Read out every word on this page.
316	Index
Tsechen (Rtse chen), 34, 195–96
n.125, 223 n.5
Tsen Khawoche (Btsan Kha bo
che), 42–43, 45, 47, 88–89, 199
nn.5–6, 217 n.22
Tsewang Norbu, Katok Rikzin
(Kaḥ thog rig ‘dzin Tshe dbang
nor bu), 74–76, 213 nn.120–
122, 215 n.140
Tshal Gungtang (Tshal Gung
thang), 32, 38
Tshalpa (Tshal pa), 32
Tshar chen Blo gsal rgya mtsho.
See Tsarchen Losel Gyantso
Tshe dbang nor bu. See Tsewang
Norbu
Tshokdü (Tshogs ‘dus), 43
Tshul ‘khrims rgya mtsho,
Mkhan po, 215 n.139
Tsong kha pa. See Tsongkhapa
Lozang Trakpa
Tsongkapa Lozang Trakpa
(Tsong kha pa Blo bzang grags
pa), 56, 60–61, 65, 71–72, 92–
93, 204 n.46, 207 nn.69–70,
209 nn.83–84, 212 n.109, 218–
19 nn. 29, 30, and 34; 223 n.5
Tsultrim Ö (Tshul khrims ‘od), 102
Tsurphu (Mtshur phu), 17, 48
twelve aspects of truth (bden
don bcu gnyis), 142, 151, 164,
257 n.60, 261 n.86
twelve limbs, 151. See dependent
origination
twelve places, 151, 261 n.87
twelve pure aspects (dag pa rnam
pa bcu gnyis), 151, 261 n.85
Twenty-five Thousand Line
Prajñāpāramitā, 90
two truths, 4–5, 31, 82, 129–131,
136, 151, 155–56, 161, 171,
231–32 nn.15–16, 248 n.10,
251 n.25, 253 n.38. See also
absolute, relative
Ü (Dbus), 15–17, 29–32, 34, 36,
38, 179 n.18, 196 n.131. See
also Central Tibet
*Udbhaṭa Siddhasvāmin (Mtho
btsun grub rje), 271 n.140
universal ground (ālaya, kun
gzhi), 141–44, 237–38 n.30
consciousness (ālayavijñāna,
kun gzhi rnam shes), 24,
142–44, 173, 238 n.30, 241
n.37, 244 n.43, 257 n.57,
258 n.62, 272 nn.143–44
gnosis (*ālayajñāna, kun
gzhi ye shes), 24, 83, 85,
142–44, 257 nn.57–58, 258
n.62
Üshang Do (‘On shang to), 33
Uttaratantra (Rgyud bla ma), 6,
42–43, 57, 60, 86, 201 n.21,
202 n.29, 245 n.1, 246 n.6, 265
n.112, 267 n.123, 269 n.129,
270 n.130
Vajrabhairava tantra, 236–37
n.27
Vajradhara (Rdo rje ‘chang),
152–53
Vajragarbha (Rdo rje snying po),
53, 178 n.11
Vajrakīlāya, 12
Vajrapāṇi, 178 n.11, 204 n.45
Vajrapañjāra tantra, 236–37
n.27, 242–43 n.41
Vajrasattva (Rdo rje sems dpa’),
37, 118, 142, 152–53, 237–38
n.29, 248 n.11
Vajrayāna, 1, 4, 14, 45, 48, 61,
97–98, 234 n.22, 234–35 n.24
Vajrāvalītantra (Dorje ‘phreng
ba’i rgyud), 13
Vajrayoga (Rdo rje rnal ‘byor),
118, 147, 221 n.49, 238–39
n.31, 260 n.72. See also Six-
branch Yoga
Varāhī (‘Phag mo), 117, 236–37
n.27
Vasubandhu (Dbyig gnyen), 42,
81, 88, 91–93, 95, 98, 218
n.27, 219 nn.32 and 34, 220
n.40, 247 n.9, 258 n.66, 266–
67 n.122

The exercise:
Please set down all the data word for word.

Final answer:
Read out every word on this page.
316	Index
Tsechen (Rtse chen), 34, 195–96
n.125, 223 n.5
Tsen Khawoche (Btsan Kha bo
che), 42–43, 45, 47, 88–89, 199
nn.5–6, 217 n.22
Tsewang Norbu, Katok Rikzin
(Kaḥ thog rig ‘dzin Tshe dbang
nor bu), 74–76, 213 nn.120–
122, 215 n.140
Tshal Gungtang (Tshal Gung
thang), 32, 38
Tshalpa (Tshal pa), 32
Tshar chen Blo gsal rgya mtsho.
See Tsarchen Losel Gyantso
Tshe dbang nor bu. See Tsewang
Norbu
Tshokdü (Tshogs ‘dus), 43
Tshul ‘khrims rgya mtsho,
Mkhan po, 215 n.139
Tsong kha pa. See Tsongkhapa
Lozang Trakpa
Tsongkapa Lozang Trakpa
(Tsong kha pa Blo bzang grags
pa), 56, 60–61, 65, 71–72, 92–
93, 204 n.46, 207 nn.69–70,
209 nn.83–84, 212 n.109, 218–
19 nn. 29, 30, and 34; 223 n.5
Tsultrim Ö (Tshul khrims ‘od), 102
Tsurphu (Mtshur phu), 17, 48
twelve aspects of truth (bden
don bcu gnyis), 142, 151, 164,
257 n.60, 261 n.86
twelve limbs, 151. See dependent
origination
twelve places, 151, 261 n.87
twelve pure aspects (dag pa rnam
pa bcu gnyis), 151, 261 n.85
Twenty-five Thousand Line
Prajñāpāramitā, 90
two truths, 4–5, 31, 82, 129–131,
136, 151, 155–56, 161, 171,
231–32 nn.15–16, 248 n.10,
251 n.25, 253 n.38. See also
absolute, relative
Ü (Dbus), 15–17, 29–32, 34, 36,
38, 179 n.18, 196 n.131. See
also Central Tibet
*Udbhaṭa Siddhasvāmin (Mtho
btsun grub rje), 271 n.140
universal ground (ālaya, kun
gzhi), 141–44, 237–38 n.30
consciousness (ālayavijñāna,
kun gzhi rnam shes), 24,
142–44, 173, 238 n.30, 241
n.37, 244 n.43, 257 n.57,
258 n.62, 272 nn.143–44
gnosis (*ālayajñāna, kun
gzhi ye shes), 24, 83, 85,
142–44, 257 nn.57–58, 258
n.62
Üshang Do (‘On shang to), 33
Uttaratantra (Rgyud bla ma), 6,
42–43, 57, 60, 86, 201 n.21,
202 n.29, 245 n.1, 246 n.6, 265
n.112, 267 n.123, 269 n.129,
270 n.130
Vajrabhairava tantra, 236–37
n.27
Vajradhara (Rdo rje ‘chang),
152–53
Vajragarbha (Rdo rje snying po),
53, 178 n.11
Vajrakīlāya, 12
Vajrapāṇi, 178 n.11, 204 n.45
Vajrapañjāra tantra, 236–37
n.27, 242–43 n.41
Vajrasattva (Rdo rje sems dpa’),
37, 118, 142, 152–53, 237–38
n.29, 248 n.11
Vajrayāna, 1, 4, 14, 45, 48, 61,
97–98, 234 n.22, 234–35 n.24
Vajrāvalītantra (Dorje ‘phreng
ba’i rgyud), 13
Vajrayoga (Rdo rje rnal ‘byor),
118, 147, 221 n.49, 238–39
n.31, 260 n.72. See also Six-
branch Yoga
Varāhī (‘Phag mo), 117, 236–37
n.27
Vasubandhu (Dbyig gnyen), 42,
81, 88, 91–93, 95, 98, 218
n.27, 219 nn.32 and 34, 220
n.40, 247 n.9, 258 n.66, 266–
67 n.122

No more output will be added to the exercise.